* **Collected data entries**
§ §

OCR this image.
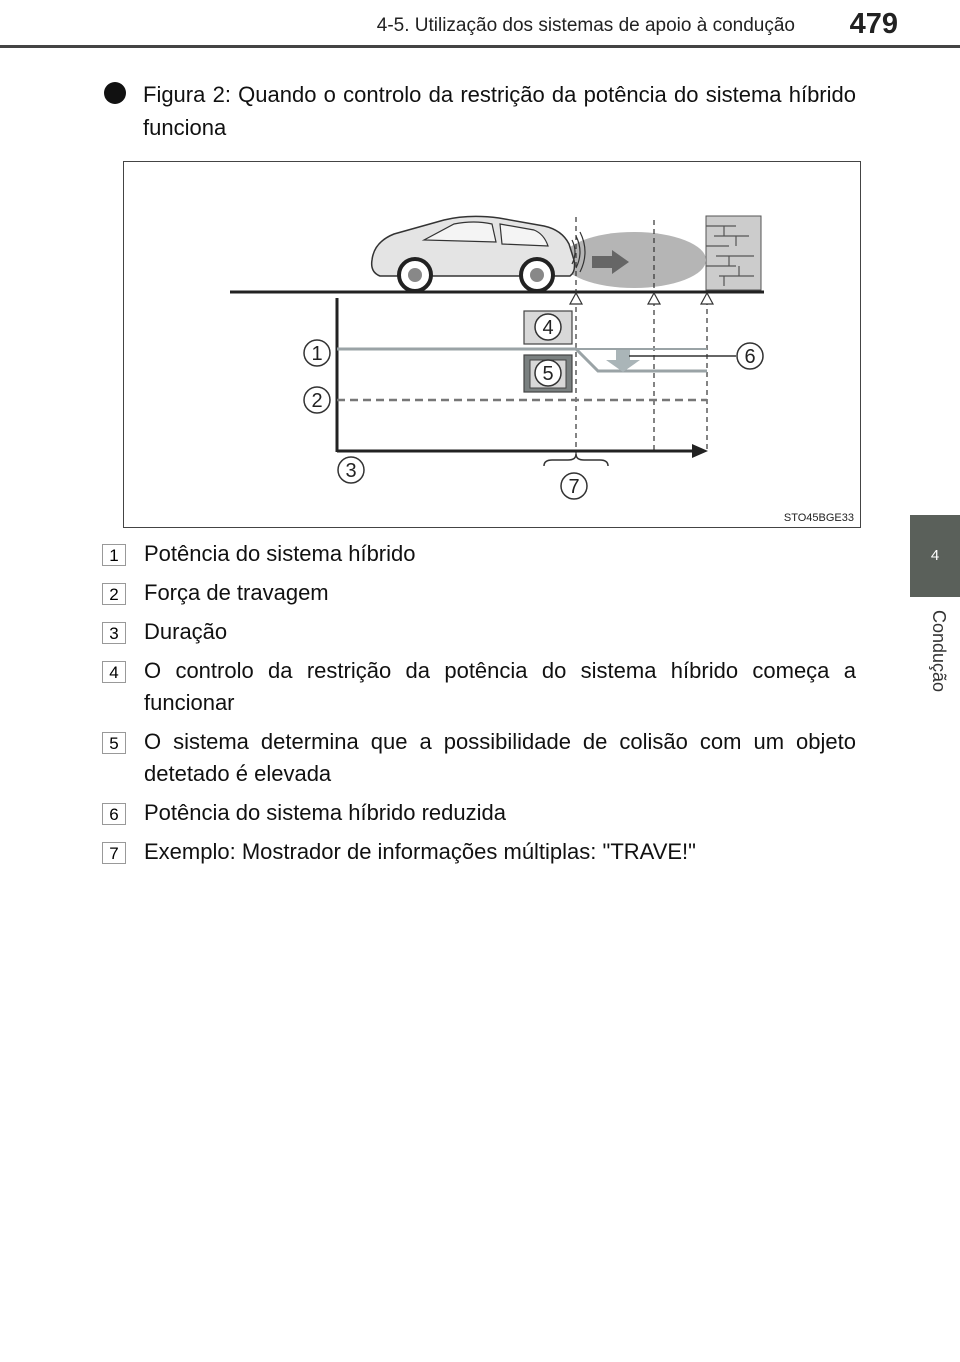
4-5. Utilização dos sistemas de apoio à condução 479
4
Condução
Figura 2: Quando o controlo da restrição da potência do sistema híbrido funciona
1
2
3
4
5
6
7
STO45BGE33
1 Potência do sistema híbrido
2 Força de travagem
3 Duração
4 O controlo da restrição da potência do sistema híbrido começa a funcionar
5 O sistema determina que a possibilidade de colisão com um objeto detetado é elevada
6 Potência do sistema híbrido reduzida
7 Exemplo: Mostrador de informações múltiplas: "TRAVE!"
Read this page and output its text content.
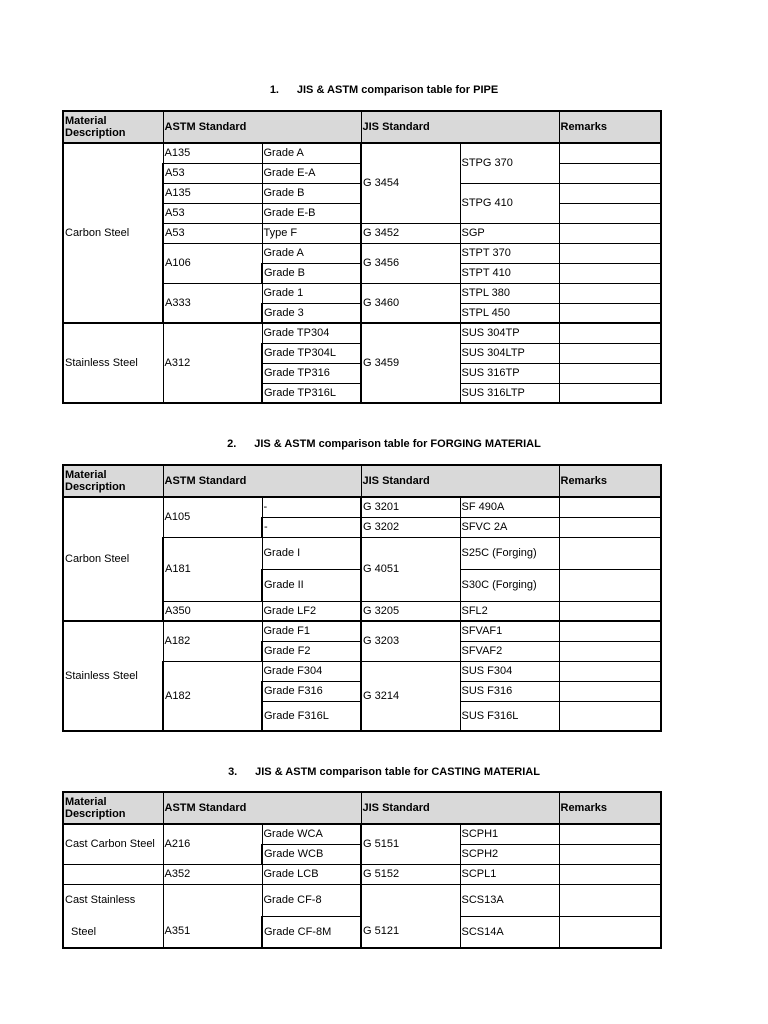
1. JIS & ASTM comparison table for PIPE
Material Description	ASTM Standard		JIS Standard		Remarks
Carbon Steel	A135	Grade A	G 3454	STPG 370	
	A53	Grade E-A			
	A135	Grade B		STPG 410	
	A53	Grade E-B			
	A53	Type F	G 3452	SGP	
	A106	Grade A	G 3456	STPT 370	
		Grade B		STPT 410	
	A333	Grade 1	G 3460	STPL 380	
		Grade 3		STPL 450	
Stainless Steel	A312	Grade TP304	G 3459	SUS 304TP	
		Grade TP304L		SUS 304LTP	
		Grade TP316		SUS 316TP	
		Grade TP316L		SUS 316LTP	
2. JIS & ASTM comparison table for FORGING MATERIAL
Material Description	ASTM Standard		JIS Standard		Remarks
Carbon Steel	A105	-	G 3201	SF 490A	
		-	G 3202	SFVC 2A	
	A181	Grade I	G 4051	S25C (Forging)	
		Grade II		S30C (Forging)	
	A350	Grade LF2	G 3205	SFL2	
Stainless Steel	A182	Grade F1	G 3203	SFVAF1	
		Grade F2		SFVAF2	
	A182	Grade F304	G 3214	SUS F304	
		Grade F316		SUS F316	
		Grade F316L		SUS F316L	
3. JIS & ASTM comparison table for CASTING MATERIAL
Material Description	ASTM Standard		JIS Standard		Remarks
Cast Carbon Steel	A216	Grade WCA	G 5151	SCPH1	
		Grade WCB		SCPH2	
	A352	Grade LCB	G 5152	SCPL1	

Cast Stainless
Steel	A351	Grade CF-8	G 5121	SCS13A	
		Grade CF-8M		SCS14A	
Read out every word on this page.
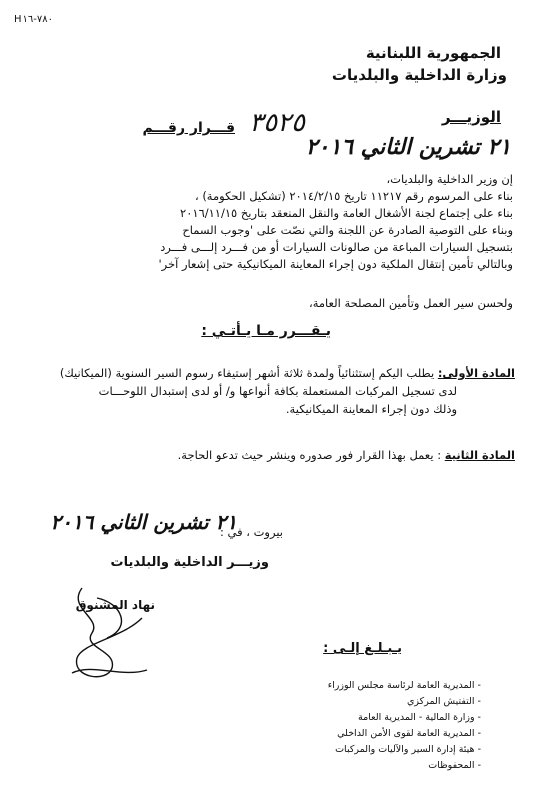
H٧٨٠-١٦
الجمهورية اللبنانية
وزارة الداخلية والبلديات
الوزيـــر
قـــرار رقـــم ٣٥٢٥
٢١ تشرين الثاني ٢٠١٦
إن وزير الداخلية والبلديات،
بناء على المرسوم رقم ١١٢١٧ تاريخ ٢٠١٤/٢/١٥ (تشكيل الحكومة) ،
بناء على إجتماع لجنة الأشغال العامة والنقل المنعقد بتاريخ ٢٠١٦/١١/١٥
وبناء على التوصية الصادرة عن اللجنة والتي نصّت على 'وجوب السماح
بتسجيل السيارات المباعة من صالونات السيارات أو من فـــرد إلـــى فـــرد
وبالتالي تأمين إنتقال الملكية دون إجراء المعاينة الميكانيكية حتى إشعار آخر'
ولحسن سير العمل وتأمين المصلحة العامة،
يـقـــرر مـا يـأتـي :
المادة الأولى: يطلب اليكم إستثنائياً ولمدة ثلاثة أشهر إستيفاء رسوم السير السنوية (الميكانيك)
لدى تسجيل المركبات المستعملة بكافة أنواعها و/ أو لدى إستبدال اللوحـــات
وذلك دون إجراء المعاينة الميكانيكية.
المادة الثانية : يعمل بهذا القرار فور صدوره وينشر حيث تدعو الحاجة.
٢١ تشرين الثاني ٢٠١٦
بيروت ، في :
وزيـــر الداخلية والبلديات
نهاد المشنوق
يـبـلـغ إلـى :
- المديرية العامة لرئاسة مجلس الوزراء
- التفتيش المركزي
- وزارة المالية - المديرية العامة
- المديرية العامة لقوى الأمن الداخلي
- هيئة إدارة السير والآليات والمركبات
- المحفوظات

§ §

* **WHAT YOU NEED TO DO**
Return from the data every line that holds "العامة".

* **RESULT OF THIS EXERCISE**
بناء على إجتماع لجنة الأشغال العامة والنقل المنعقد بتاريخ ٢٠١٦/١١/١٥
ولحسن سير العمل وتأمين المصلحة العامة،
- المديرية العامة لرئاسة مجلس الوزراء
- وزارة المالية - المديرية العامة
- المديرية العامة لقوى الأمن الداخلي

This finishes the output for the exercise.